Scan the material that follows. Copy every line containing the word "type".

— BEGIN Excerpted data —

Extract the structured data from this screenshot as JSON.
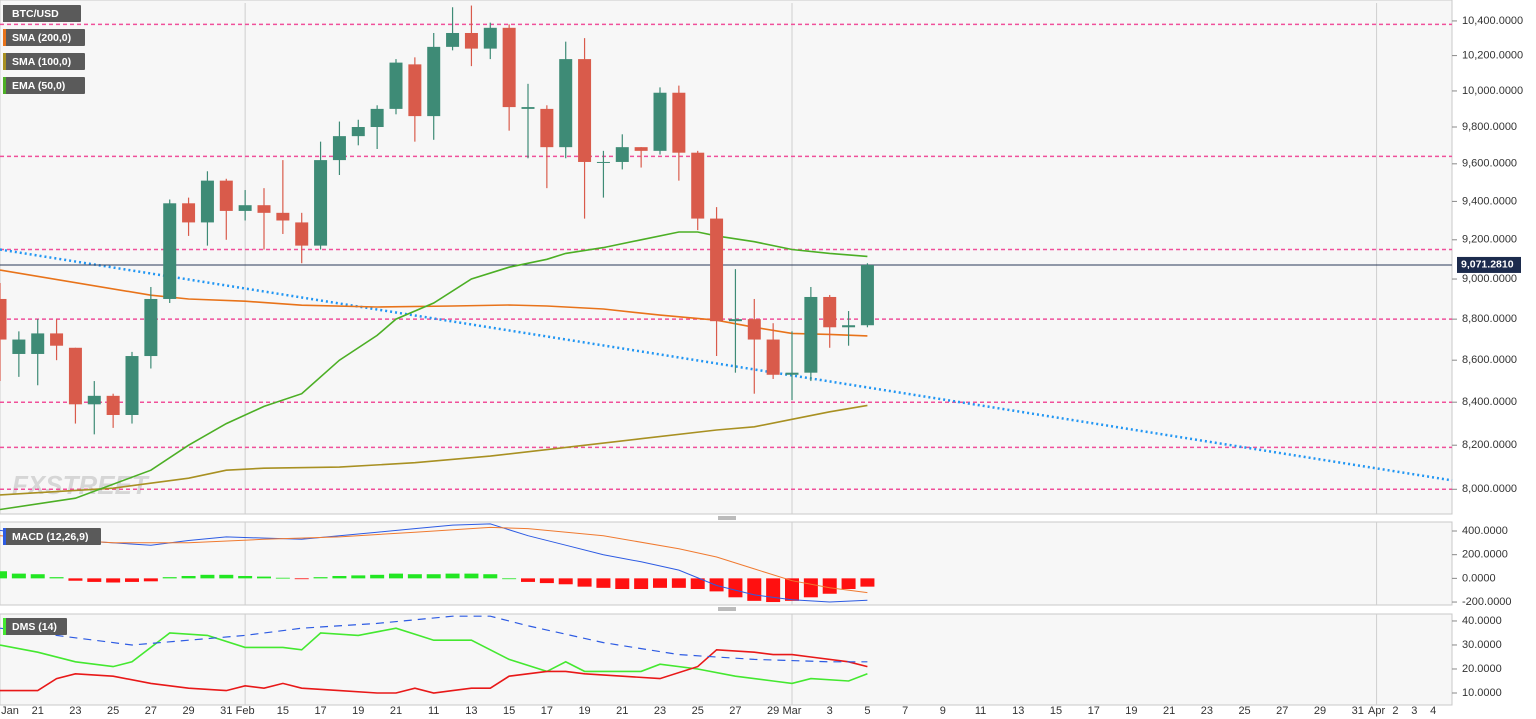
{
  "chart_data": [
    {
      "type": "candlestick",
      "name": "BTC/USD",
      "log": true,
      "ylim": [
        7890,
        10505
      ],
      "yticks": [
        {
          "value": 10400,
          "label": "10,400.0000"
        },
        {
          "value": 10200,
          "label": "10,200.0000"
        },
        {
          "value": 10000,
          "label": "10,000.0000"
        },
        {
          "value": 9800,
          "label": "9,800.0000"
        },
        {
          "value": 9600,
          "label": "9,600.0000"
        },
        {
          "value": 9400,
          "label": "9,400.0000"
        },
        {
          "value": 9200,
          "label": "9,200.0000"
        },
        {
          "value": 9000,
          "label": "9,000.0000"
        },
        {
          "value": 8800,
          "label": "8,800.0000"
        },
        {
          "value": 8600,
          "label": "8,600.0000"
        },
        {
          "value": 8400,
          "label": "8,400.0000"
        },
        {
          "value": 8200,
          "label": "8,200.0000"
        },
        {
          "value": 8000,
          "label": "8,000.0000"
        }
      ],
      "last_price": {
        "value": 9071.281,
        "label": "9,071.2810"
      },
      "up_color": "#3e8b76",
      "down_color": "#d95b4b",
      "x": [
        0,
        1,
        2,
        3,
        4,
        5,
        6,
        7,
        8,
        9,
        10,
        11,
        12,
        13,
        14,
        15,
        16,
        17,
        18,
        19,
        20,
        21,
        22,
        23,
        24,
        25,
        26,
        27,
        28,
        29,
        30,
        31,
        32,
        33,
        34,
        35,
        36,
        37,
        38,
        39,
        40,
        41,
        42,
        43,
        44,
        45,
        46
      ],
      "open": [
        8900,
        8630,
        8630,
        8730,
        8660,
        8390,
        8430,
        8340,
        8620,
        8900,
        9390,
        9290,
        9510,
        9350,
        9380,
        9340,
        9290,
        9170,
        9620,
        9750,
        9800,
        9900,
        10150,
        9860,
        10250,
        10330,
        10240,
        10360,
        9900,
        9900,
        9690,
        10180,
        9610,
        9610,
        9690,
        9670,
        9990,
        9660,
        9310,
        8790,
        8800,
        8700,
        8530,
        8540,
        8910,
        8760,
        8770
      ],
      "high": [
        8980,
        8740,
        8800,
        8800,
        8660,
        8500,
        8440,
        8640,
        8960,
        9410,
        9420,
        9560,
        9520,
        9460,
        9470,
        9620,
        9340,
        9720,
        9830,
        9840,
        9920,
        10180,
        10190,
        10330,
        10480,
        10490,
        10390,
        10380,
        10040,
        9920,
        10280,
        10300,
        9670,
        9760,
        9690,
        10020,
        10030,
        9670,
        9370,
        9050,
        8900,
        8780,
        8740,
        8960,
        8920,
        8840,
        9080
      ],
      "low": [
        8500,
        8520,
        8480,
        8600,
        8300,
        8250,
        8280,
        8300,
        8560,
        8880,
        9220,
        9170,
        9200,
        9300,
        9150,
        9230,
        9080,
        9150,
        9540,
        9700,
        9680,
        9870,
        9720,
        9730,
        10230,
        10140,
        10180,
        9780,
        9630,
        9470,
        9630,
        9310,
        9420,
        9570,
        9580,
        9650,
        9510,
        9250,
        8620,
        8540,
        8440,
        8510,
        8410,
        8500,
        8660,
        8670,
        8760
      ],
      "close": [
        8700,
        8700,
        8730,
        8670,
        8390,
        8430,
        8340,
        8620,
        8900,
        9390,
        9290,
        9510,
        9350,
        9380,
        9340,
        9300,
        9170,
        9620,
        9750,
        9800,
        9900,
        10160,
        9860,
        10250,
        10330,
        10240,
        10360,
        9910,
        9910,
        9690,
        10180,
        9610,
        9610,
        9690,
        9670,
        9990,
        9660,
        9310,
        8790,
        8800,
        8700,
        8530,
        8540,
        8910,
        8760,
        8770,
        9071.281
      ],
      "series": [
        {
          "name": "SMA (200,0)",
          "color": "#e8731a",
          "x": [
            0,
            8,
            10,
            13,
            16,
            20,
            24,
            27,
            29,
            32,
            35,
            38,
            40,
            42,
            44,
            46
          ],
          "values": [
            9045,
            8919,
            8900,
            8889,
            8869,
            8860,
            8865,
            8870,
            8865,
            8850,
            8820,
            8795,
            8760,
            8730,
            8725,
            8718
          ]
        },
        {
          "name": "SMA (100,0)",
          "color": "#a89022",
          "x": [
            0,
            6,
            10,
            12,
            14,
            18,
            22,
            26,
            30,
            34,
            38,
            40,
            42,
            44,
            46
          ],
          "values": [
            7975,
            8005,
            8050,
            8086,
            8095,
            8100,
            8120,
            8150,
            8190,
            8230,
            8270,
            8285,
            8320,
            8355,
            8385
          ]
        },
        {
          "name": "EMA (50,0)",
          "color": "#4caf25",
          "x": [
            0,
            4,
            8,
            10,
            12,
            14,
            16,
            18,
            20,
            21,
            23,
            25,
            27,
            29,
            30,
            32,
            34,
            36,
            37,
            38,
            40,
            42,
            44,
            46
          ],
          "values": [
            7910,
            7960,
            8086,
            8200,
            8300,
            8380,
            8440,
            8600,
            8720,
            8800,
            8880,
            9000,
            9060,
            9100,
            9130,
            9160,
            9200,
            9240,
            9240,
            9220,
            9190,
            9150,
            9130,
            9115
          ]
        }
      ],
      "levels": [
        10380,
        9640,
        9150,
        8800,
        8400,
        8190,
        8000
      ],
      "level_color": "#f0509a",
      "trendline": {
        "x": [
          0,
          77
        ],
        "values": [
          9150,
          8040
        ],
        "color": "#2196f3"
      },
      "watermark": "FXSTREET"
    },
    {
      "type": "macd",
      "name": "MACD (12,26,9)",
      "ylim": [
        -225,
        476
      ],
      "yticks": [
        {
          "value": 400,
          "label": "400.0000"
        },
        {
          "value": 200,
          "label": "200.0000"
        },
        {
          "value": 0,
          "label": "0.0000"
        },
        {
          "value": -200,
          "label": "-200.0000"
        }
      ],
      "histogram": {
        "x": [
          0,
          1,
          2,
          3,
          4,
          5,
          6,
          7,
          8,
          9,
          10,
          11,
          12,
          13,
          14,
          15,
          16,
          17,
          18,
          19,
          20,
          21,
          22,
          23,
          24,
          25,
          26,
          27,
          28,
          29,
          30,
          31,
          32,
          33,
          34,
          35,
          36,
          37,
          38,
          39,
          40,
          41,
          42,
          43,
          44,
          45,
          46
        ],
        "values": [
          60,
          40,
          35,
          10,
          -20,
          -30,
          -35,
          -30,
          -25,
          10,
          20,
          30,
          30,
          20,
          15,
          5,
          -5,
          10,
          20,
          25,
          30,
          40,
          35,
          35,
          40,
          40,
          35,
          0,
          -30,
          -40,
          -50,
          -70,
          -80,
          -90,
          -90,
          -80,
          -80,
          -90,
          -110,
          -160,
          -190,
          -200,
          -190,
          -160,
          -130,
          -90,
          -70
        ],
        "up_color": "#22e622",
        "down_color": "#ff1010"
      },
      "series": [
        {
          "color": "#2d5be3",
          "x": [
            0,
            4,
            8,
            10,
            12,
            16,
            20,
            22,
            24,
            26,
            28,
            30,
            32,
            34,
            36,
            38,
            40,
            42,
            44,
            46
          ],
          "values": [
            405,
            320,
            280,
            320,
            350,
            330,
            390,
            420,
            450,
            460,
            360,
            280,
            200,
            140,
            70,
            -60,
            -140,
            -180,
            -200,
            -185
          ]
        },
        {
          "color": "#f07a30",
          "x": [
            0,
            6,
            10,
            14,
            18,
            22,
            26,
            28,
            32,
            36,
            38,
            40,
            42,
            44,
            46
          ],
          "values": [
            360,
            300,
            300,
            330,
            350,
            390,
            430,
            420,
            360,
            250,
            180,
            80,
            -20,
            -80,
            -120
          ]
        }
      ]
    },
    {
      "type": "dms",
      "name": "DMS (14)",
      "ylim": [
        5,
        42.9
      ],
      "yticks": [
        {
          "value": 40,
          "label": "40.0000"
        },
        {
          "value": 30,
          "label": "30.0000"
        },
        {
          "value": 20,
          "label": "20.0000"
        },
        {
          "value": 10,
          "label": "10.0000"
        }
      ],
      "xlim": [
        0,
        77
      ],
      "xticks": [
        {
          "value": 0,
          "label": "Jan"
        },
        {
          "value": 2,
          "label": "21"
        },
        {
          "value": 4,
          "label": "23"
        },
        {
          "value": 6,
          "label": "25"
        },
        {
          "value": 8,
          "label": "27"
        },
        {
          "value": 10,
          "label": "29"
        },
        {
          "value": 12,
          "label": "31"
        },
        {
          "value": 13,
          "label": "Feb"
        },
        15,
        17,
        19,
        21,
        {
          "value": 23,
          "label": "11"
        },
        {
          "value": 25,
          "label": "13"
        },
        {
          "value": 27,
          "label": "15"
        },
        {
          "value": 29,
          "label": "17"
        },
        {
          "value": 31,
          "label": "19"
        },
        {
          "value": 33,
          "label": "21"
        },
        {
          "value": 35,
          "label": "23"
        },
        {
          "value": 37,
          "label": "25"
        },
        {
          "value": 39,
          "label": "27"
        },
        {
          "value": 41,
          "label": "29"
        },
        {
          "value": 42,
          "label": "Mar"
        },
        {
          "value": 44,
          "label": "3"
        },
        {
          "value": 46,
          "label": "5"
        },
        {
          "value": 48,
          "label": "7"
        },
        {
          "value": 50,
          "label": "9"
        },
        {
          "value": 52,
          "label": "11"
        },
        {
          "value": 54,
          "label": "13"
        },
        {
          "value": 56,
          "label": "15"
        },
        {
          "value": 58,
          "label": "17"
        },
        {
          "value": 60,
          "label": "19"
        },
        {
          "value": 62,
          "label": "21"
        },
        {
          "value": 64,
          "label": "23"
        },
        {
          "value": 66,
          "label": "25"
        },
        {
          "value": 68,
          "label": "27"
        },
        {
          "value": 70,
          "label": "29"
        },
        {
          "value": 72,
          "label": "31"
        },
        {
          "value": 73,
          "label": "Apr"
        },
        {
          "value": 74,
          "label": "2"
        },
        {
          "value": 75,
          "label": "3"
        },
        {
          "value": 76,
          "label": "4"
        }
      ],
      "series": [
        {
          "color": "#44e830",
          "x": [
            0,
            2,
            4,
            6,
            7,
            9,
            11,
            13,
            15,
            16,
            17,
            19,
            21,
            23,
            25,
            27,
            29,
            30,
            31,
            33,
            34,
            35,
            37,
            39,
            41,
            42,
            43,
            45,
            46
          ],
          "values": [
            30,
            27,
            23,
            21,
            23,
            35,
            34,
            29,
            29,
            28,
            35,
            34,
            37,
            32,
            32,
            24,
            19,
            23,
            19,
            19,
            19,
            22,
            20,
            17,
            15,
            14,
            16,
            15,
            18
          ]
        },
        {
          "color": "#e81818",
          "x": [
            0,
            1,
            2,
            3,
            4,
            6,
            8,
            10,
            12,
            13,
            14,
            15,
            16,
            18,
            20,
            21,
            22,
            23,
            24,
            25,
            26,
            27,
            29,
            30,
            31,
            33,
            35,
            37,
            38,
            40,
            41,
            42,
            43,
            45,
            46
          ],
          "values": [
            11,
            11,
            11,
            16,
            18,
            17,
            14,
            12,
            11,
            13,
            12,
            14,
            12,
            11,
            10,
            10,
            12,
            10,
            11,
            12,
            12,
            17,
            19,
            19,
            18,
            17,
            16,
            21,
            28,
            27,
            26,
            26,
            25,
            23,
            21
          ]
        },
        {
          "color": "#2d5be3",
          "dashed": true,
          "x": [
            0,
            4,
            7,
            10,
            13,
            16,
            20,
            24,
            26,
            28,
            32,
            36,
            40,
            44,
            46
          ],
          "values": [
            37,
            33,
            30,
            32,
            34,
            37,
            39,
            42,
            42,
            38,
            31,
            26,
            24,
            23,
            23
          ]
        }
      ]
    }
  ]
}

— END Excerpted data —
— BEGIN Excerpted data —

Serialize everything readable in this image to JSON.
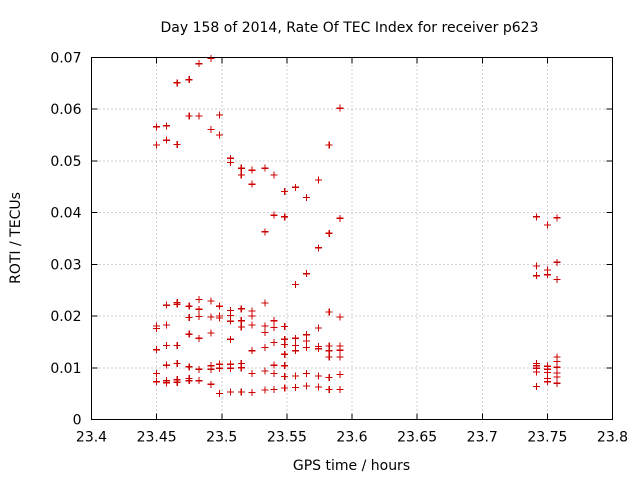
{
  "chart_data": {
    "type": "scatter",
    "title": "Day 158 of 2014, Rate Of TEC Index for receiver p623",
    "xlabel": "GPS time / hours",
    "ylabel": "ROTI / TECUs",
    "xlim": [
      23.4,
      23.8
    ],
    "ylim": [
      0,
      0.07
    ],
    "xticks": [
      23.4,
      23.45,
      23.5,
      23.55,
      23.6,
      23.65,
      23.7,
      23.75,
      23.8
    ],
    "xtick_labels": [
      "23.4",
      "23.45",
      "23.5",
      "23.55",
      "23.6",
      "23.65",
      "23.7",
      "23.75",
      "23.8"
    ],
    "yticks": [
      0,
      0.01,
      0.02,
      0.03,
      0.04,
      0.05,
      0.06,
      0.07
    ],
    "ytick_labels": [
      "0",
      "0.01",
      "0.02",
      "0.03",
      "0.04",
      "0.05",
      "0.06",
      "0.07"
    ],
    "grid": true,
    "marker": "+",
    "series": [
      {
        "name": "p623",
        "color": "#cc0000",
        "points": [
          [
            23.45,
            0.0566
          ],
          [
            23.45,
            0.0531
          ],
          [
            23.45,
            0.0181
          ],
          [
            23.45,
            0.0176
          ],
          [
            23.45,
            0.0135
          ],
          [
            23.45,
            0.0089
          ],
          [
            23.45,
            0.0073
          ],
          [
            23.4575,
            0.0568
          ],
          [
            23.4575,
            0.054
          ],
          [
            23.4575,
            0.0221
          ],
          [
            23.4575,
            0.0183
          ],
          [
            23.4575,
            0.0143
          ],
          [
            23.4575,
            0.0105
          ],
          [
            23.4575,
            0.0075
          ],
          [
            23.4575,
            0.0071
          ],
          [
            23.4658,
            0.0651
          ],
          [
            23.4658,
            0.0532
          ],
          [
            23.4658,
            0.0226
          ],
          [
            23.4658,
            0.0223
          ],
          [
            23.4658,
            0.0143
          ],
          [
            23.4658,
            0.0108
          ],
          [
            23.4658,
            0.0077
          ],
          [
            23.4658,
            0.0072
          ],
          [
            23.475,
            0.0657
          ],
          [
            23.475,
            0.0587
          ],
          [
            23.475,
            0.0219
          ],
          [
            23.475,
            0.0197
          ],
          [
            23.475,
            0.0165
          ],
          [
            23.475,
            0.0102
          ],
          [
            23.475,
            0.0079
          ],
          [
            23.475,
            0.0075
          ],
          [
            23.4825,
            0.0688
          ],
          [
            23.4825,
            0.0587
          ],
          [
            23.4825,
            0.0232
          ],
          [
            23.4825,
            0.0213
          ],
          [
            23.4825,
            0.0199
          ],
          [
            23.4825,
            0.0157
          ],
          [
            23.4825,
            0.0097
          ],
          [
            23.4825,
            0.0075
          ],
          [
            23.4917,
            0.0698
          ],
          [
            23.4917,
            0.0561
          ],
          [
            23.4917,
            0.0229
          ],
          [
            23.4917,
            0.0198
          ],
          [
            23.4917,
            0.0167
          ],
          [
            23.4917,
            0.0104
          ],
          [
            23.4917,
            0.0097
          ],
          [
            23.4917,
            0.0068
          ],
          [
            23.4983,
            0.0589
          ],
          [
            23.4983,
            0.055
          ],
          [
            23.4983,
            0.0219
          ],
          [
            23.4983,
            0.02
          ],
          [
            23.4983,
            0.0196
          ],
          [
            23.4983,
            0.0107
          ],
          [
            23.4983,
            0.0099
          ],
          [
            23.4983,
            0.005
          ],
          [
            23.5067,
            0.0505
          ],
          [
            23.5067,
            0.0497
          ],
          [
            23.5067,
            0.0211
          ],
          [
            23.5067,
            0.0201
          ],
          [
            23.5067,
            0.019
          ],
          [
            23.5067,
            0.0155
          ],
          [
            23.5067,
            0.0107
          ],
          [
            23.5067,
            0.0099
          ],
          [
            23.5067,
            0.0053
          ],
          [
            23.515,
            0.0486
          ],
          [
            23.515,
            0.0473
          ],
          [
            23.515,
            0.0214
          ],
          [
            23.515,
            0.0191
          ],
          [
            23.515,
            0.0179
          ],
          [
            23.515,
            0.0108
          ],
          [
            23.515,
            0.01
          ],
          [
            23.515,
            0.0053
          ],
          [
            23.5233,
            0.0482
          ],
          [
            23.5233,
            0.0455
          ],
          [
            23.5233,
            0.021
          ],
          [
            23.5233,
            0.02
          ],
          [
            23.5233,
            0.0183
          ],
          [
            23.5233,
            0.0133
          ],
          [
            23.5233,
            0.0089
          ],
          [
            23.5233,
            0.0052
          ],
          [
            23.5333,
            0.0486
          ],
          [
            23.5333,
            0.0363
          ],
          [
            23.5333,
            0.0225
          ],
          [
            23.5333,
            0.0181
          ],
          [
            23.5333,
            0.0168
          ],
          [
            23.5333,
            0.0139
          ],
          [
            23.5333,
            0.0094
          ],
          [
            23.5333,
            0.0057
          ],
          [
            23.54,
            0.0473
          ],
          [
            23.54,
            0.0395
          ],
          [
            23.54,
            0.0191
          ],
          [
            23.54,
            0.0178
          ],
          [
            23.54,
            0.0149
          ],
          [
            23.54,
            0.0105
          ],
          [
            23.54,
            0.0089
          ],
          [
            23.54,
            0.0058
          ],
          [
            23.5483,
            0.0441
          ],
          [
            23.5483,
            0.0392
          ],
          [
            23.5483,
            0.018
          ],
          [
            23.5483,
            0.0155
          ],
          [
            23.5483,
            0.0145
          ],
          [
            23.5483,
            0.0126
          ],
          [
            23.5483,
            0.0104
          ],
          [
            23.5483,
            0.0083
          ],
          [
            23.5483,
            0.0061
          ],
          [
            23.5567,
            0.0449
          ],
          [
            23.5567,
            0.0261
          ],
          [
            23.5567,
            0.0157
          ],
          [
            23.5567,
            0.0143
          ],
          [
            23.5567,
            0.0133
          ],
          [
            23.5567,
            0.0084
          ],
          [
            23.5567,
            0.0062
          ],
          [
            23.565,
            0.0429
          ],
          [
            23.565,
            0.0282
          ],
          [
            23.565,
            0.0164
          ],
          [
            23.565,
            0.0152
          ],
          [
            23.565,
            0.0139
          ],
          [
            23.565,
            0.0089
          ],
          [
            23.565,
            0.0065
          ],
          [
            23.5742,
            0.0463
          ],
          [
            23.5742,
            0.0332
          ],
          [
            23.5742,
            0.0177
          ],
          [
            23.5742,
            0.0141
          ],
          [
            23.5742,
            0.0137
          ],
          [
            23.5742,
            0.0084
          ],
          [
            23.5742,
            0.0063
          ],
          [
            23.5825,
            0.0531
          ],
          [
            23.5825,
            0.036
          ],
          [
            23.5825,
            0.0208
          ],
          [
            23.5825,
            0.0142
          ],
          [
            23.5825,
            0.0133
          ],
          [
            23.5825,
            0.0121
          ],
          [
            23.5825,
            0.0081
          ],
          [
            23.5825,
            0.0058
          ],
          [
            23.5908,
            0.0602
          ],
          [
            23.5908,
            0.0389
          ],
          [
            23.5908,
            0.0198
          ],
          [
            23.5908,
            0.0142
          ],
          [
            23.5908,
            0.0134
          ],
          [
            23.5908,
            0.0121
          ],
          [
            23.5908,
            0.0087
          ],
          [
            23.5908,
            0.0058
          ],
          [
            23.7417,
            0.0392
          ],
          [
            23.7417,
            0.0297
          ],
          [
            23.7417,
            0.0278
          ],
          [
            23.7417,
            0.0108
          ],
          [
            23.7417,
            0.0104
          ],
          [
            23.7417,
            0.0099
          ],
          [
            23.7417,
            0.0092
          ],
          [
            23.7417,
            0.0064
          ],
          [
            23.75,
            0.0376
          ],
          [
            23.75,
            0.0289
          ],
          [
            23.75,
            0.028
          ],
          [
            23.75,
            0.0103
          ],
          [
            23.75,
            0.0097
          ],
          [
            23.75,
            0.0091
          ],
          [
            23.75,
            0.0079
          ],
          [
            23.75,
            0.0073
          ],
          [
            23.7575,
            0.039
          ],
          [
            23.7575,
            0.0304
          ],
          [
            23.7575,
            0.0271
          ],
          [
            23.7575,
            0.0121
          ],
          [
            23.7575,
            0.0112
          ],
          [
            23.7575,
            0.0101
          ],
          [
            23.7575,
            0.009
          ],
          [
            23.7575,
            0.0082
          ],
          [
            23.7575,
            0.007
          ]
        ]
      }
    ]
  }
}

— END Excerpted data —

### Completed exercise
      "type": "candlestick",
      "type": "macd",
      "type": "dms",
    "type": "scatter",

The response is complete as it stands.